┏━━

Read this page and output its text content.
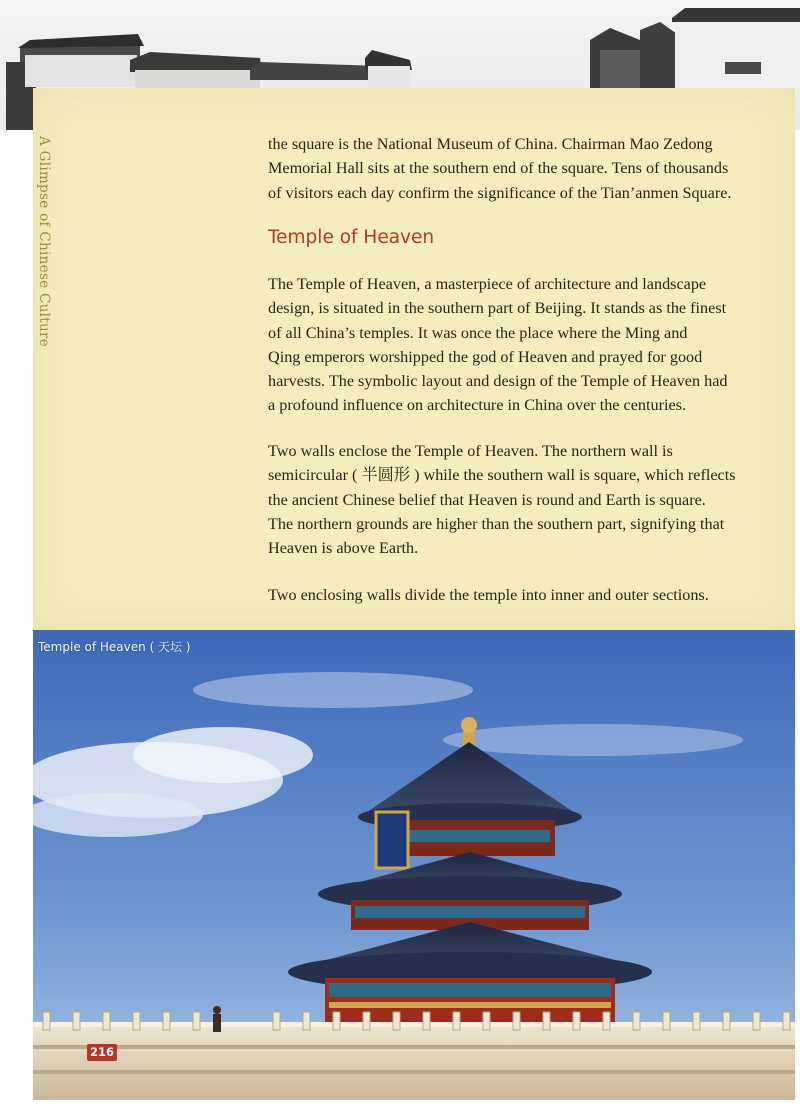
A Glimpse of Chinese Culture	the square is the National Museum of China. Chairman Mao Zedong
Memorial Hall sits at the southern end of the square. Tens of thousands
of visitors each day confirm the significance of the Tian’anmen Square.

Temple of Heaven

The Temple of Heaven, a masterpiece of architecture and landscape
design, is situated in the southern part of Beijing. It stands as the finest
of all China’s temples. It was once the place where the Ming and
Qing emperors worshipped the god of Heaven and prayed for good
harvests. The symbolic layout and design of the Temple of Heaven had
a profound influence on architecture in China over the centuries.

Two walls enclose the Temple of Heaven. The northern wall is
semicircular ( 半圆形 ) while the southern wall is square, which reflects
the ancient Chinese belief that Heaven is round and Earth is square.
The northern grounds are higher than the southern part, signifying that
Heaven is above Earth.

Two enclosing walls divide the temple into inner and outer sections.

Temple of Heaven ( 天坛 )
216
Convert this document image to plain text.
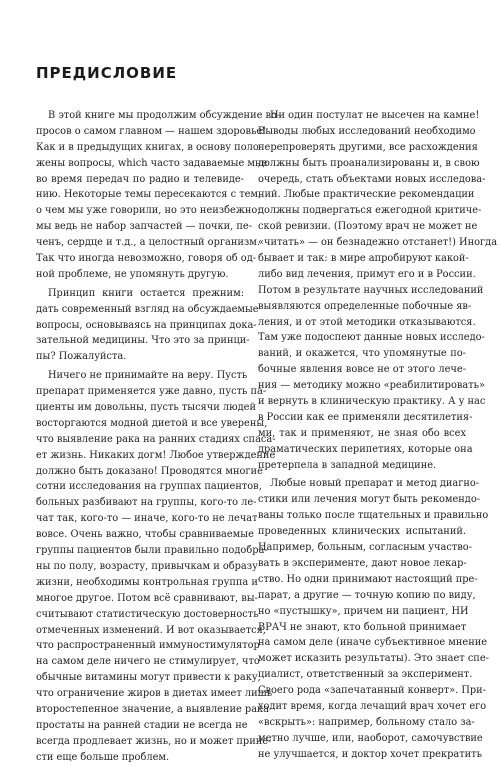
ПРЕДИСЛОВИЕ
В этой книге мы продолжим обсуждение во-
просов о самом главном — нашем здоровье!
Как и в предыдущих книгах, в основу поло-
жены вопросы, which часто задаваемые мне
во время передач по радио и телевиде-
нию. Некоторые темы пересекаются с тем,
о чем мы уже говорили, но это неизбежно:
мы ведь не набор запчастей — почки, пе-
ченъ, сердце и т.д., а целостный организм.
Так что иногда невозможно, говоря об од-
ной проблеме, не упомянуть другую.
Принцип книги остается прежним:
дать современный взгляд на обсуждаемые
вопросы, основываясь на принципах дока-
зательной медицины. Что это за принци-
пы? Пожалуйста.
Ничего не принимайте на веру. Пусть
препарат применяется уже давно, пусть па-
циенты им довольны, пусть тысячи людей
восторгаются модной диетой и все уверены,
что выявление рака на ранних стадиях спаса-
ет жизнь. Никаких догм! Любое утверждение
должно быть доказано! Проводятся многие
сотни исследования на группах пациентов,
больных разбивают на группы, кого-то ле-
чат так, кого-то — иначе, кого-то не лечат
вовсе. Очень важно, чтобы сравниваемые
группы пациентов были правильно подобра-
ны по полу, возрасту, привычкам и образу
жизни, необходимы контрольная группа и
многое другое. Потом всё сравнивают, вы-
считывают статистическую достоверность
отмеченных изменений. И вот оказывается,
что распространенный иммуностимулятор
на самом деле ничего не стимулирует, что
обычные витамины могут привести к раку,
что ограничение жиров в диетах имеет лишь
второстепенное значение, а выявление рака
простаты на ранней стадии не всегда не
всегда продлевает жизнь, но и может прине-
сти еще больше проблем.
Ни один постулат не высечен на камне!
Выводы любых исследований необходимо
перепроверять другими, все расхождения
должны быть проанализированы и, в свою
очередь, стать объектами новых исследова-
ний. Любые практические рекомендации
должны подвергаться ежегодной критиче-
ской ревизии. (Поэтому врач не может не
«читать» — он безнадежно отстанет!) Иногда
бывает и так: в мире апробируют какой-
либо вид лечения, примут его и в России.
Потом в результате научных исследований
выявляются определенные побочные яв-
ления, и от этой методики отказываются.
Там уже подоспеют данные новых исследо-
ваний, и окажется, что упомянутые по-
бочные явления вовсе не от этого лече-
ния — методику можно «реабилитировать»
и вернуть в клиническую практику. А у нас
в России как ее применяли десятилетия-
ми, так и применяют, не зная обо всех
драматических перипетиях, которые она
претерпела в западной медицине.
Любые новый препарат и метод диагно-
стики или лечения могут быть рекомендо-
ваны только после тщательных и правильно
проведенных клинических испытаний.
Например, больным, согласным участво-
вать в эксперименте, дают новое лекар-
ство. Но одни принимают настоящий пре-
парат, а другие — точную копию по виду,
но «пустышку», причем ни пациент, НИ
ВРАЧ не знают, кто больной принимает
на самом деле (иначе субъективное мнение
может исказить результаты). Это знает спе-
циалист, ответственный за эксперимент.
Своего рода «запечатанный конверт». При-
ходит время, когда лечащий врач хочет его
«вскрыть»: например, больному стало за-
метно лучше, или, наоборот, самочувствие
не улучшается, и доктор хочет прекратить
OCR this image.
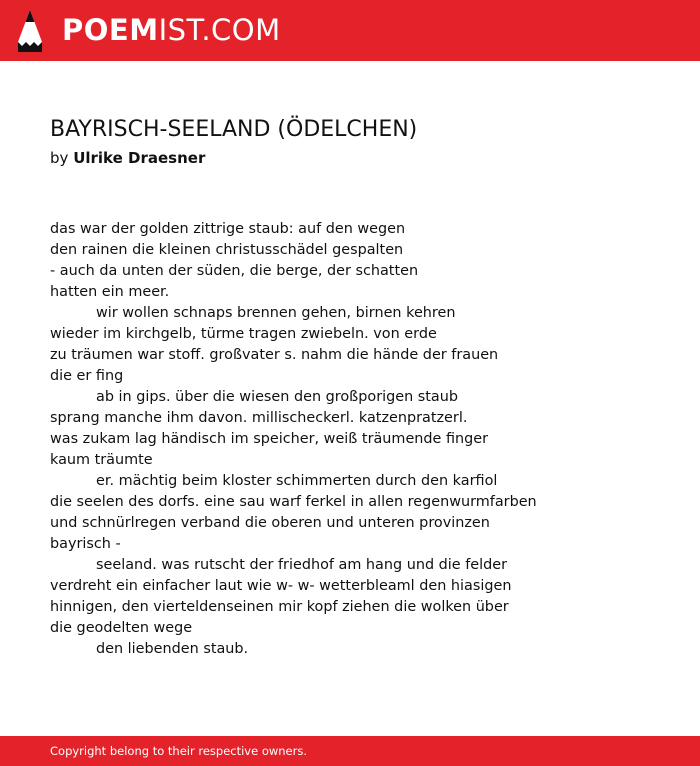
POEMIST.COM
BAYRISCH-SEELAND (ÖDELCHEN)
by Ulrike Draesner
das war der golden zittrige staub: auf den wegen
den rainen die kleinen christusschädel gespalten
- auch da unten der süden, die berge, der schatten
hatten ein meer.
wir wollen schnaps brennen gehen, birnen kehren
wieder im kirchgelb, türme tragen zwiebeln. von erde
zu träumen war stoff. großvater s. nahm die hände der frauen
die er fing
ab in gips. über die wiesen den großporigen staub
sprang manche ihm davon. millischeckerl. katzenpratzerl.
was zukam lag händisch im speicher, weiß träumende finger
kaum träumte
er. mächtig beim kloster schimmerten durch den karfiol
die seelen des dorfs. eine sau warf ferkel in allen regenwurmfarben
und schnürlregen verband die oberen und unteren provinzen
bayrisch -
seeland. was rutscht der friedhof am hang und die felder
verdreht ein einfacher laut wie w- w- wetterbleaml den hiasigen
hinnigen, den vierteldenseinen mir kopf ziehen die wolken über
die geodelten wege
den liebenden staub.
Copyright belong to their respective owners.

┗━━

Repeat the data exactly, without the pictures.

Read this page and output its text content.
A Glimpse of Chinese Culture	the square is the National Museum of China. Chairman Mao Zedong
Memorial Hall sits at the southern end of the square. Tens of thousands
of visitors each day confirm the significance of the Tian’anmen Square.

Temple of Heaven

The Temple of Heaven, a masterpiece of architecture and landscape
design, is situated in the southern part of Beijing. It stands as the finest
of all China’s temples. It was once the place where the Ming and
Qing emperors worshipped the god of Heaven and prayed for good
harvests. The symbolic layout and design of the Temple of Heaven had
a profound influence on architecture in China over the centuries.

Two walls enclose the Temple of Heaven. The northern wall is
semicircular ( 半圆形 ) while the southern wall is square, which reflects
the ancient Chinese belief that Heaven is round and Earth is square.
The northern grounds are higher than the southern part, signifying that
Heaven is above Earth.

Two enclosing walls divide the temple into inner and outer sections.

Temple of Heaven ( 天坛 )
216
Convert this document image to plain text.
ПРЕДИСЛОВИЕ
В этой книге мы продолжим обсуждение во-
просов о самом главном — нашем здоровье!
Как и в предыдущих книгах, в основу поло-
жены вопросы, which часто задаваемые мне
во время передач по радио и телевиде-
нию. Некоторые темы пересекаются с тем,
о чем мы уже говорили, но это неизбежно:
мы ведь не набор запчастей — почки, пе-
ченъ, сердце и т.д., а целостный организм.
Так что иногда невозможно, говоря об од-
ной проблеме, не упомянуть другую.
Принцип книги остается прежним:
дать современный взгляд на обсуждаемые
вопросы, основываясь на принципах дока-
зательной медицины. Что это за принци-
пы? Пожалуйста.
Ничего не принимайте на веру. Пусть
препарат применяется уже давно, пусть па-
циенты им довольны, пусть тысячи людей
восторгаются модной диетой и все уверены,
что выявление рака на ранних стадиях спаса-
ет жизнь. Никаких догм! Любое утверждение
должно быть доказано! Проводятся многие
сотни исследования на группах пациентов,
больных разбивают на группы, кого-то ле-
чат так, кого-то — иначе, кого-то не лечат
вовсе. Очень важно, чтобы сравниваемые
группы пациентов были правильно подобра-
ны по полу, возрасту, привычкам и образу
жизни, необходимы контрольная группа и
многое другое. Потом всё сравнивают, вы-
считывают статистическую достоверность
отмеченных изменений. И вот оказывается,
что распространенный иммуностимулятор
на самом деле ничего не стимулирует, что
обычные витамины могут привести к раку,
что ограничение жиров в диетах имеет лишь
второстепенное значение, а выявление рака
простаты на ранней стадии не всегда не
всегда продлевает жизнь, но и может прине-
сти еще больше проблем.
Ни один постулат не высечен на камне!
Выводы любых исследований необходимо
перепроверять другими, все расхождения
должны быть проанализированы и, в свою
очередь, стать объектами новых исследова-
ний. Любые практические рекомендации
должны подвергаться ежегодной критиче-
ской ревизии. (Поэтому врач не может не
«читать» — он безнадежно отстанет!) Иногда
бывает и так: в мире апробируют какой-
либо вид лечения, примут его и в России.
Потом в результате научных исследований
выявляются определенные побочные яв-
ления, и от этой методики отказываются.
Там уже подоспеют данные новых исследо-
ваний, и окажется, что упомянутые по-
бочные явления вовсе не от этого лече-
ния — методику можно «реабилитировать»
и вернуть в клиническую практику. А у нас
в России как ее применяли десятилетия-
ми, так и применяют, не зная обо всех
драматических перипетиях, которые она
претерпела в западной медицине.
Любые новый препарат и метод диагно-
стики или лечения могут быть рекомендо-
ваны только после тщательных и правильно
проведенных клинических испытаний.
Например, больным, согласным участво-
вать в эксперименте, дают новое лекар-
ство. Но одни принимают настоящий пре-
парат, а другие — точную копию по виду,
но «пустышку», причем ни пациент, НИ
ВРАЧ не знают, кто больной принимает
на самом деле (иначе субъективное мнение
может исказить результаты). Это знает спе-
циалист, ответственный за эксперимент.
Своего рода «запечатанный конверт». При-
ходит время, когда лечащий врач хочет его
«вскрыть»: например, больному стало за-
метно лучше, или, наоборот, самочувствие
не улучшается, и доктор хочет прекратить
OCR this image.
POEMIST.COM
BAYRISCH-SEELAND (ÖDELCHEN)
by Ulrike Draesner
das war der golden zittrige staub: auf den wegen
den rainen die kleinen christusschädel gespalten
- auch da unten der süden, die berge, der schatten
hatten ein meer.
wir wollen schnaps brennen gehen, birnen kehren
wieder im kirchgelb, türme tragen zwiebeln. von erde
zu träumen war stoff. großvater s. nahm die hände der frauen
die er fing
ab in gips. über die wiesen den großporigen staub
sprang manche ihm davon. millischeckerl. katzenpratzerl.
was zukam lag händisch im speicher, weiß träumende finger
kaum träumte
er. mächtig beim kloster schimmerten durch den karfiol
die seelen des dorfs. eine sau warf ferkel in allen regenwurmfarben
und schnürlregen verband die oberen und unteren provinzen
bayrisch -
seeland. was rutscht der friedhof am hang und die felder
verdreht ein einfacher laut wie w- w- wetterbleaml den hiasigen
hinnigen, den vierteldenseinen mir kopf ziehen die wolken über
die geodelten wege
den liebenden staub.
Copyright belong to their respective owners.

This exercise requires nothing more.